### SUPPLIED MATERIAL
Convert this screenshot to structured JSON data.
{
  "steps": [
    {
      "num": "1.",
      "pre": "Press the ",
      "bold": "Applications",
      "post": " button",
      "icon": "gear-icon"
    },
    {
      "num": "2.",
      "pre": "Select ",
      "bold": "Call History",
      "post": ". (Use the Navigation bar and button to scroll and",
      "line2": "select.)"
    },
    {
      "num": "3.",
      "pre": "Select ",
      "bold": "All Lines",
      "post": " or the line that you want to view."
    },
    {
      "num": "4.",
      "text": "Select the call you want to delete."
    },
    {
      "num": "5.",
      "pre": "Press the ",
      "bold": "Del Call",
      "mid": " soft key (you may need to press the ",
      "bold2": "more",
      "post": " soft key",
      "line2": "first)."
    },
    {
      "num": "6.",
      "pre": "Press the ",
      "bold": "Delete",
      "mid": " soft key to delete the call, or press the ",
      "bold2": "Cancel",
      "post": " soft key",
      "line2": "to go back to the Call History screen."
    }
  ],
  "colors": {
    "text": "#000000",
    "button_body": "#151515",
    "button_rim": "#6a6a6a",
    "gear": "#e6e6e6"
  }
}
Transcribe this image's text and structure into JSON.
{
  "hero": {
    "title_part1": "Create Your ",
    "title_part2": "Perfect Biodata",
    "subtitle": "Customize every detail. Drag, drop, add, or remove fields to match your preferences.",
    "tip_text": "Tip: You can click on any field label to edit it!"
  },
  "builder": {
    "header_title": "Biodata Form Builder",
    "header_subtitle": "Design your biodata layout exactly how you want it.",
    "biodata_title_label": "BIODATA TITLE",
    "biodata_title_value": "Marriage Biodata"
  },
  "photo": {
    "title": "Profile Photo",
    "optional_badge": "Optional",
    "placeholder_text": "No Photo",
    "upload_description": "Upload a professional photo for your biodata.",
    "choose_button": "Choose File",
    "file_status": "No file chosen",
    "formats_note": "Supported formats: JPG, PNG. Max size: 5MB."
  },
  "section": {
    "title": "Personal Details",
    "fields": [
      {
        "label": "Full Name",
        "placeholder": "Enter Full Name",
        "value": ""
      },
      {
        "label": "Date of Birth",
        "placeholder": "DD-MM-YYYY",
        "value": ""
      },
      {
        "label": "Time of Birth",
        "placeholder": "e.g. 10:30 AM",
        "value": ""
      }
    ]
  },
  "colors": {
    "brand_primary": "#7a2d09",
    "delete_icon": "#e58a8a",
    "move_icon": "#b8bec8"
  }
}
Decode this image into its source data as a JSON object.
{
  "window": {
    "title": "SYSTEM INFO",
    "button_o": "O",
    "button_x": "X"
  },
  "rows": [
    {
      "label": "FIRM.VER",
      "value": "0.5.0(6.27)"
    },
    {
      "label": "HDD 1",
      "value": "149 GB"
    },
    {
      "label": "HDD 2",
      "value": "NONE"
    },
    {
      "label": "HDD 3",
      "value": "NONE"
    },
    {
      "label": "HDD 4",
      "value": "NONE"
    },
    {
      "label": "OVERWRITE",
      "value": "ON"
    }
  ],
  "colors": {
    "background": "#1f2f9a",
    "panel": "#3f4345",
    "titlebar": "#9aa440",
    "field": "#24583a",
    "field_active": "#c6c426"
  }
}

### WRITTEN INSTRUCTION
Print back all the lines verbatim.

### TASK OUTPUT
Convert this screenshot to structured JSON data.
{
  "steps": [
    {
      "num": "1.",
      "pre": "Press the ",
      "bold": "Applications",
      "post": " button",
      "icon": "gear-icon"
    },
    {
      "num": "2.",
      "pre": "Select ",
      "bold": "Call History",
      "post": ". (Use the Navigation bar and button to scroll and",
      "line2": "select.)"
    },
    {
      "num": "3.",
      "pre": "Select ",
      "bold": "All Lines",
      "post": " or the line that you want to view."
    },
    {
      "num": "4.",
      "text": "Select the call you want to delete."
    },
    {
      "num": "5.",
      "pre": "Press the ",
      "bold": "Del Call",
      "mid": " soft key (you may need to press the ",
      "bold2": "more",
      "post": " soft key",
      "line2": "first)."
    },
    {
      "num": "6.",
      "pre": "Press the ",
      "bold": "Delete",
      "mid": " soft key to delete the call, or press the ",
      "bold2": "Cancel",
      "post": " soft key",
      "line2": "to go back to the Call History screen."
    }
  ],
  "colors": {
    "text": "#000000",
    "button_body": "#151515",
    "button_rim": "#6a6a6a",
    "gear": "#e6e6e6"
  }
}
Transcribe this image's text and structure into JSON.
{
  "hero": {
    "title_part1": "Create Your ",
    "title_part2": "Perfect Biodata",
    "subtitle": "Customize every detail. Drag, drop, add, or remove fields to match your preferences.",
    "tip_text": "Tip: You can click on any field label to edit it!"
  },
  "builder": {
    "header_title": "Biodata Form Builder",
    "header_subtitle": "Design your biodata layout exactly how you want it.",
    "biodata_title_label": "BIODATA TITLE",
    "biodata_title_value": "Marriage Biodata"
  },
  "photo": {
    "title": "Profile Photo",
    "optional_badge": "Optional",
    "placeholder_text": "No Photo",
    "upload_description": "Upload a professional photo for your biodata.",
    "choose_button": "Choose File",
    "file_status": "No file chosen",
    "formats_note": "Supported formats: JPG, PNG. Max size: 5MB."
  },
  "section": {
    "title": "Personal Details",
    "fields": [
      {
        "label": "Full Name",
        "placeholder": "Enter Full Name",
        "value": ""
      },
      {
        "label": "Date of Birth",
        "placeholder": "DD-MM-YYYY",
        "value": ""
      },
      {
        "label": "Time of Birth",
        "placeholder": "e.g. 10:30 AM",
        "value": ""
      }
    ]
  },
  "colors": {
    "brand_primary": "#7a2d09",
    "delete_icon": "#e58a8a",
    "move_icon": "#b8bec8"
  }
}
Decode this image into its source data as a JSON object.
{
  "window": {
    "title": "SYSTEM INFO",
    "button_o": "O",
    "button_x": "X"
  },
  "rows": [
    {
      "label": "FIRM.VER",
      "value": "0.5.0(6.27)"
    },
    {
      "label": "HDD 1",
      "value": "149 GB"
    },
    {
      "label": "HDD 2",
      "value": "NONE"
    },
    {
      "label": "HDD 3",
      "value": "NONE"
    },
    {
      "label": "HDD 4",
      "value": "NONE"
    },
    {
      "label": "OVERWRITE",
      "value": "ON"
    }
  ],
  "colors": {
    "background": "#1f2f9a",
    "panel": "#3f4345",
    "titlebar": "#9aa440",
    "field": "#24583a",
    "field_active": "#c6c426"
  }
}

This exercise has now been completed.